◆ Your objective
All of the listing below must be repeated word for word. Pictures are the only thing to omit.

◆ Input records
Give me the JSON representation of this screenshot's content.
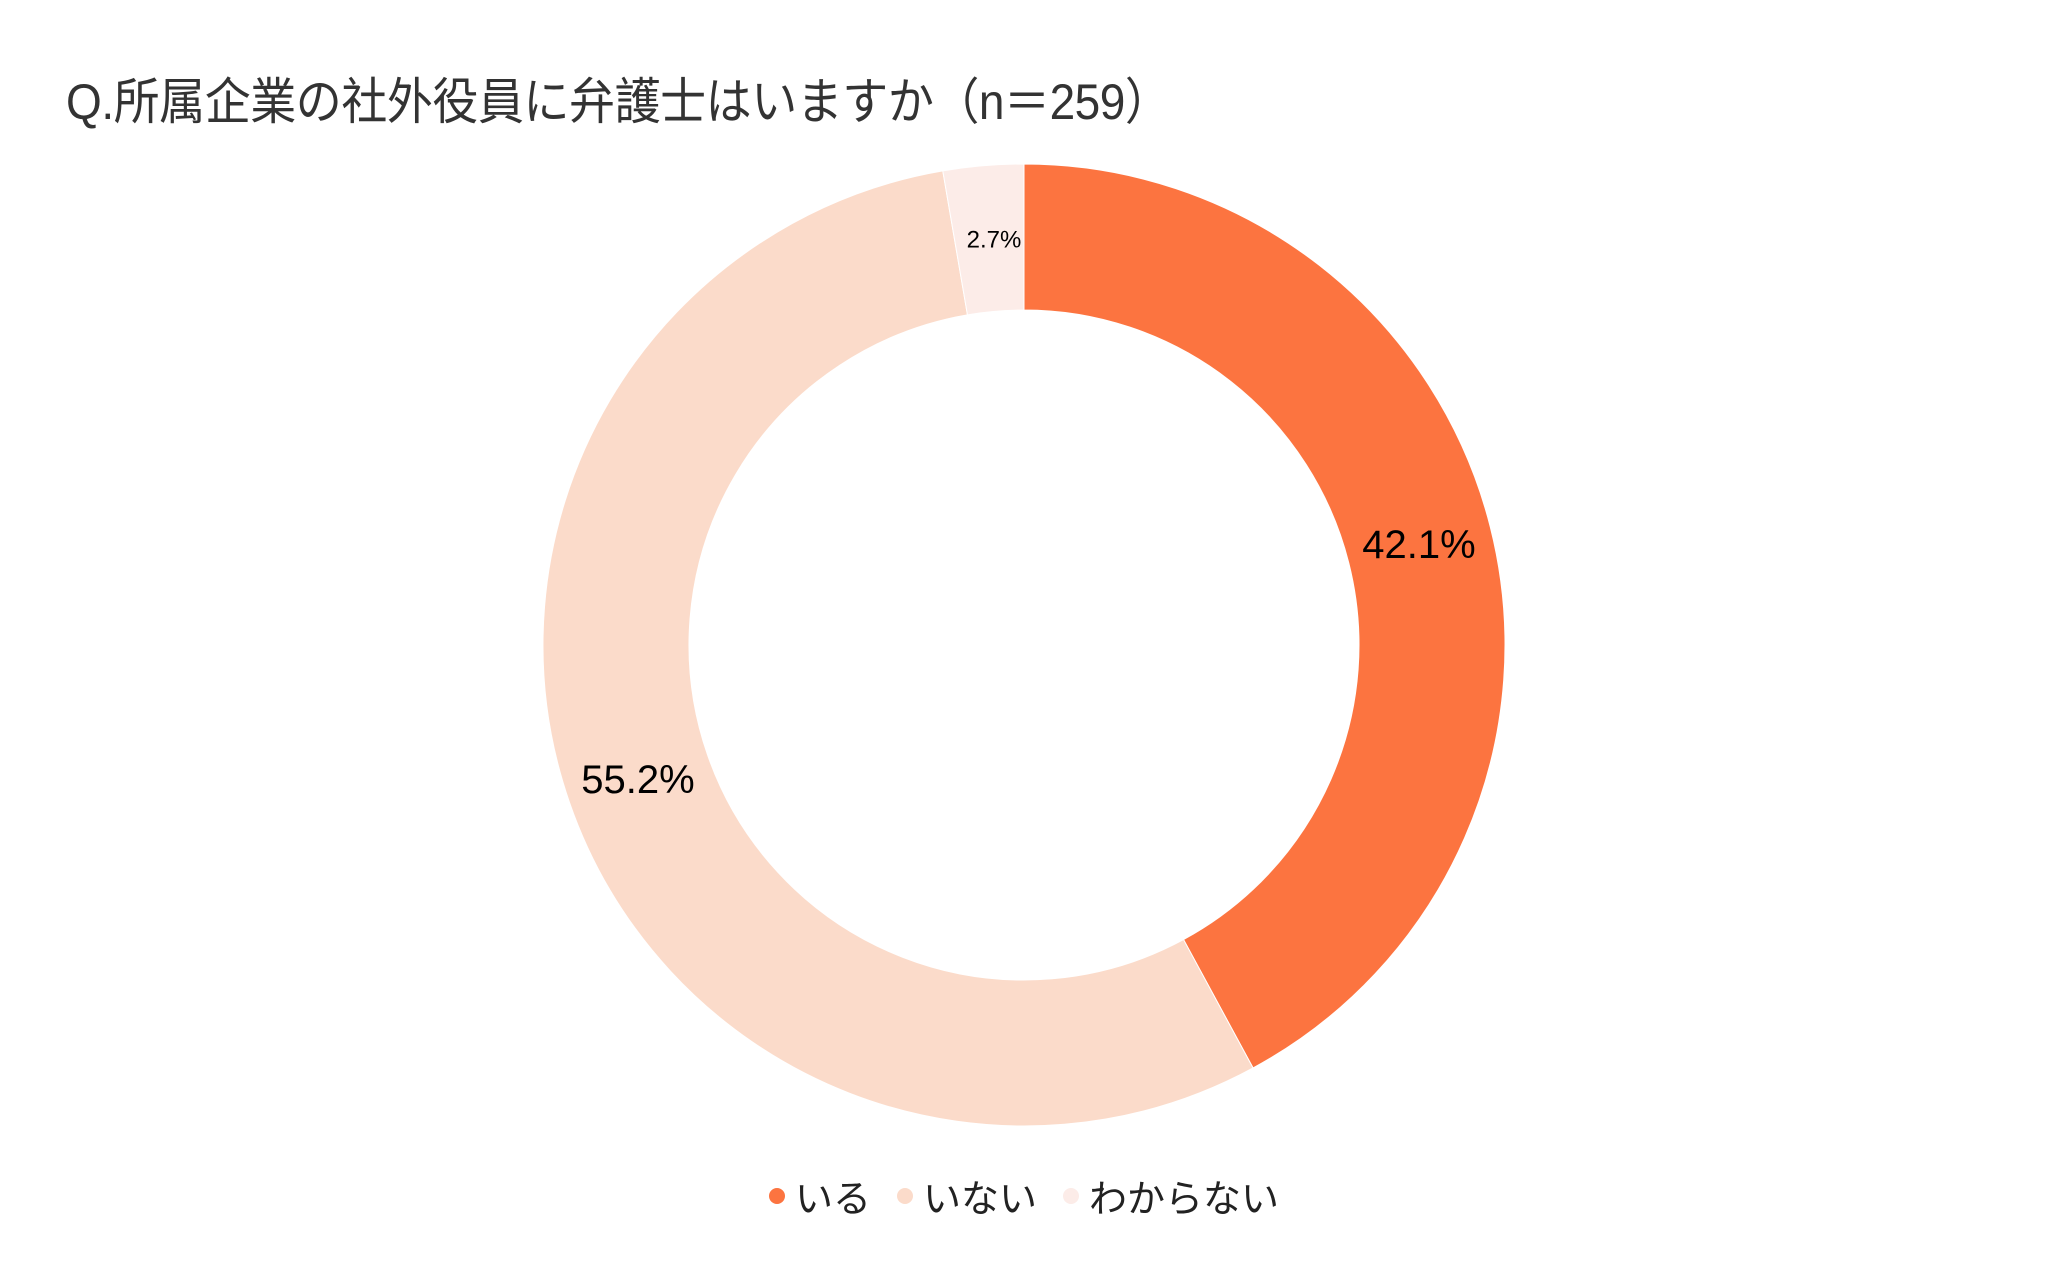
{
  "title": "Q.所属企業の社外役員に弁護士はいますか（n＝259）",
  "chart_data": {
    "type": "pie",
    "subtype": "donut",
    "title": "Q.所属企業の社外役員に弁護士はいますか（n＝259）",
    "n": 259,
    "categories": [
      "いる",
      "いない",
      "わからない"
    ],
    "values": [
      42.1,
      55.2,
      2.7
    ],
    "labels": [
      "42.1%",
      "55.2%",
      "2.7%"
    ],
    "colors": [
      "#FC7440",
      "#FBDBCA",
      "#FCECE8"
    ],
    "start_angle": "12 o'clock",
    "direction": "clockwise",
    "legend_position": "bottom"
  },
  "legend": {
    "items": [
      {
        "label": "いる",
        "color": "#FC7440"
      },
      {
        "label": "いない",
        "color": "#FBDBCA"
      },
      {
        "label": "わからない",
        "color": "#FCECE8"
      }
    ]
  }
}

◆ The output
Give me the JSON representation of this screenshot's content.
{
  "title": "Q.所属企業の社外役員に弁護士はいますか（n＝259）",
  "chart_data": {
    "type": "pie",
    "subtype": "donut",
    "title": "Q.所属企業の社外役員に弁護士はいますか（n＝259）",
    "n": 259,
    "categories": [
      "いる",
      "いない",
      "わからない"
    ],
    "values": [
      42.1,
      55.2,
      2.7
    ],
    "labels": [
      "42.1%",
      "55.2%",
      "2.7%"
    ],
    "colors": [
      "#FC7440",
      "#FBDBCA",
      "#FCECE8"
    ],
    "start_angle": "12 o'clock",
    "direction": "clockwise",
    "legend_position": "bottom"
  },
  "legend": {
    "items": [
      {
        "label": "いる",
        "color": "#FC7440"
      },
      {
        "label": "いない",
        "color": "#FBDBCA"
      },
      {
        "label": "わからない",
        "color": "#FCECE8"
      }
    ]
  }
}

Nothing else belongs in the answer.